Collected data
_____

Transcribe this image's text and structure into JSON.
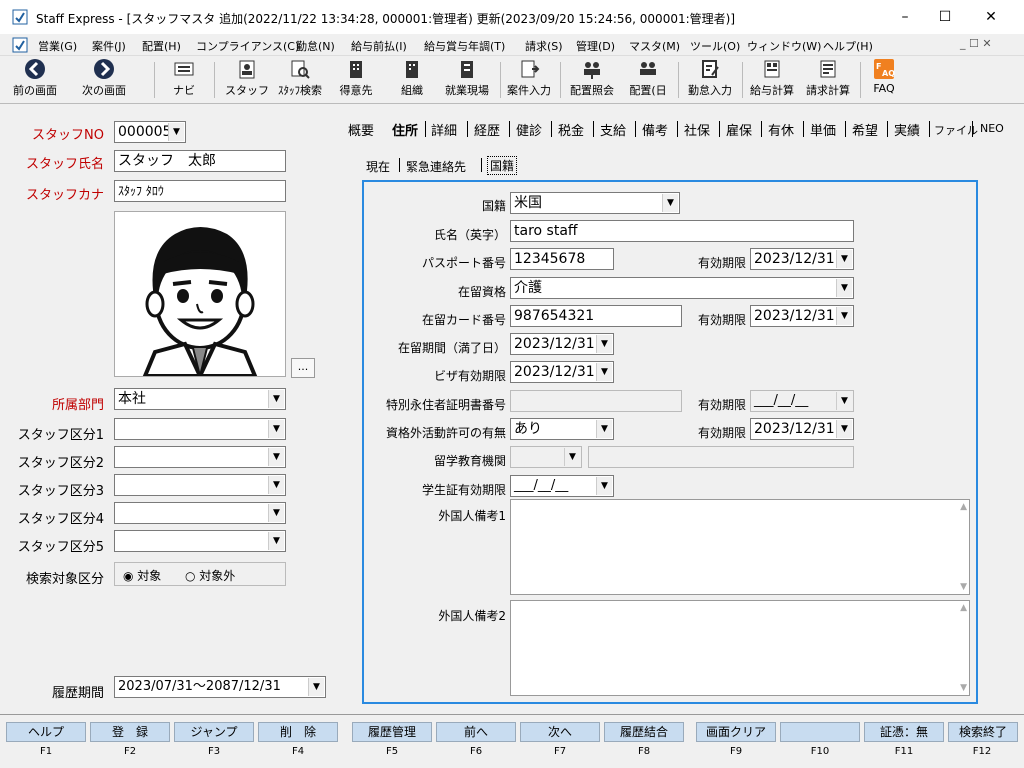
{
  "window": {
    "title": "Staff Express - [スタッフマスタ 追加(2022/11/22 13:34:28, 000001:管理者) 更新(2023/09/20 15:24:56, 000001:管理者)]",
    "minimize": "–",
    "maximize": "☐",
    "close": "✕"
  },
  "menu": [
    "営業(G)",
    "案件(J)",
    "配置(H)",
    "コンプライアンス(C)",
    "勤怠(N)",
    "給与前払(I)",
    "給与賞与年調(T)",
    "請求(S)",
    "管理(D)",
    "マスタ(M)",
    "ツール(O)",
    "ウィンドウ(W)",
    "ヘルプ(H)"
  ],
  "toolbar": [
    "前の画面",
    "次の画面",
    "ナビ",
    "スタッフ",
    "ｽﾀｯﾌ検索",
    "得意先",
    "組織",
    "就業現場",
    "案件入力",
    "配置照会",
    "配置(日",
    "勤怠入力",
    "給与計算",
    "請求計算",
    "FAQ"
  ],
  "left": {
    "staff_no_label": "スタッフNO",
    "staff_no": "000005",
    "name_label": "スタッフ氏名",
    "name": "スタッフ　太郎",
    "kana_label": "スタッフカナ",
    "kana": "ｽﾀｯﾌ ﾀﾛｳ",
    "photo_button": "...",
    "dept_label": "所属部門",
    "dept": "本社",
    "kubun_labels": [
      "スタッフ区分1",
      "スタッフ区分2",
      "スタッフ区分3",
      "スタッフ区分4",
      "スタッフ区分5"
    ],
    "search_label": "検索対象区分",
    "radio_on": "対象",
    "radio_off": "対象外",
    "history_label": "履歴期間",
    "history": "2023/07/31〜2087/12/31"
  },
  "tabs": [
    "概要",
    "住所",
    "詳細",
    "経歴",
    "健診",
    "税金",
    "支給",
    "備考",
    "社保",
    "雇保",
    "有休",
    "単価",
    "希望",
    "実績",
    "ファイル",
    "NEO"
  ],
  "subtabs": [
    "現在",
    "緊急連絡先",
    "国籍"
  ],
  "form": {
    "nationality_label": "国籍",
    "nationality": "米国",
    "name_en_label": "氏名（英字）",
    "name_en": "taro staff",
    "passport_label": "パスポート番号",
    "passport": "12345678",
    "expiry_label": "有効期限",
    "passport_expiry": "2023/12/31",
    "status_label": "在留資格",
    "status": "介護",
    "card_label": "在留カード番号",
    "card": "987654321",
    "card_expiry": "2023/12/31",
    "period_label": "在留期間（満了日）",
    "period": "2023/12/31",
    "visa_label": "ビザ有効期限",
    "visa": "2023/12/31",
    "perm_label": "特別永住者証明書番号",
    "perm": "",
    "perm_expiry": "___/__/__",
    "outside_label": "資格外活動許可の有無",
    "outside": "あり",
    "outside_expiry": "2023/12/31",
    "school_label": "留学教育機関",
    "student_label": "学生証有効期限",
    "student": "___/__/__",
    "note1_label": "外国人備考1",
    "note2_label": "外国人備考2"
  },
  "fkeys": [
    {
      "label": "ヘルプ",
      "key": "F1"
    },
    {
      "label": "登　録",
      "key": "F2"
    },
    {
      "label": "ジャンプ",
      "key": "F3"
    },
    {
      "label": "削　除",
      "key": "F4"
    },
    {
      "label": "履歴管理",
      "key": "F5"
    },
    {
      "label": "前へ",
      "key": "F6"
    },
    {
      "label": "次へ",
      "key": "F7"
    },
    {
      "label": "履歴結合",
      "key": "F8"
    },
    {
      "label": "画面クリア",
      "key": "F9"
    },
    {
      "label": "",
      "key": "F10"
    },
    {
      "label": "証憑：無",
      "key": "F11"
    },
    {
      "label": "検索終了",
      "key": "F12"
    }
  ]
}
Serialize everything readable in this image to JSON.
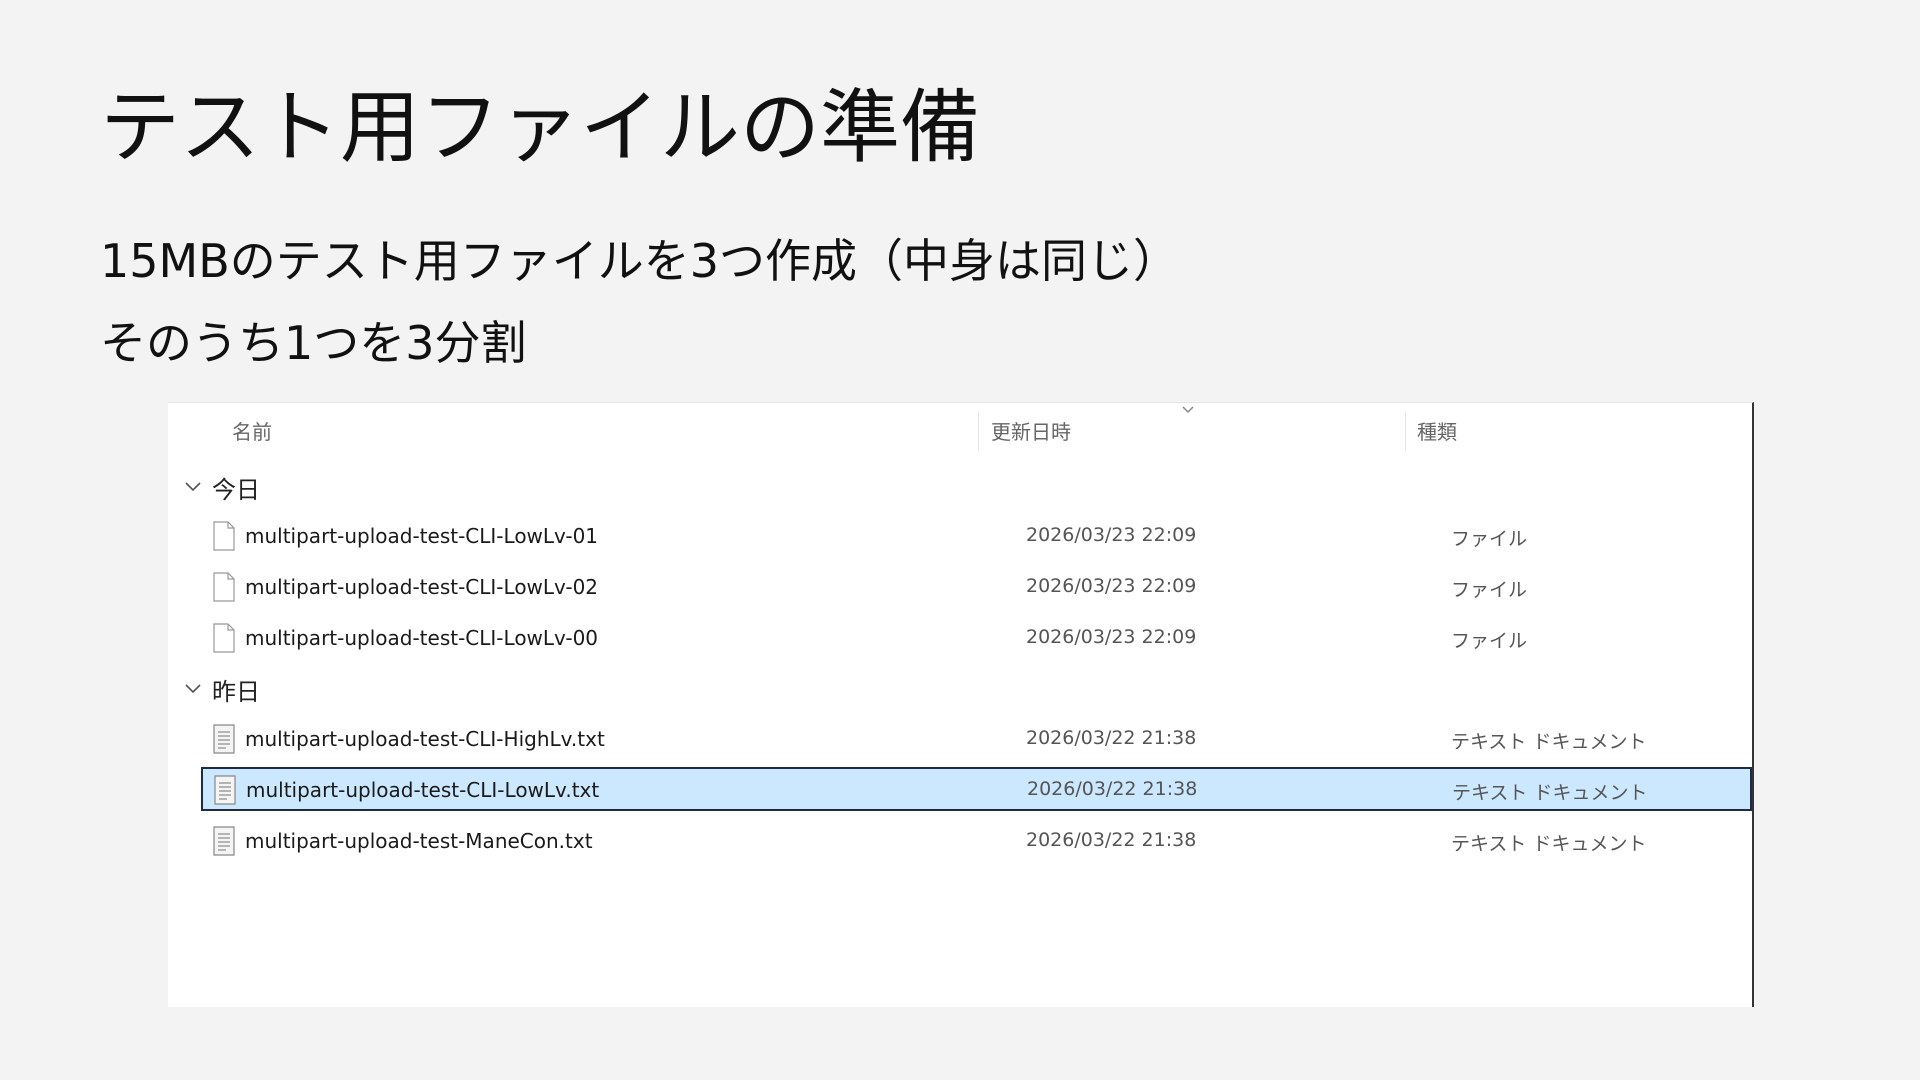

_____

DIRECTIVE - Each line holding "this" must be found and copied.

SOLUTION BELOW -
Transcribe this image's text and structure into JSON.
Serialize everything readable in this image to JSON.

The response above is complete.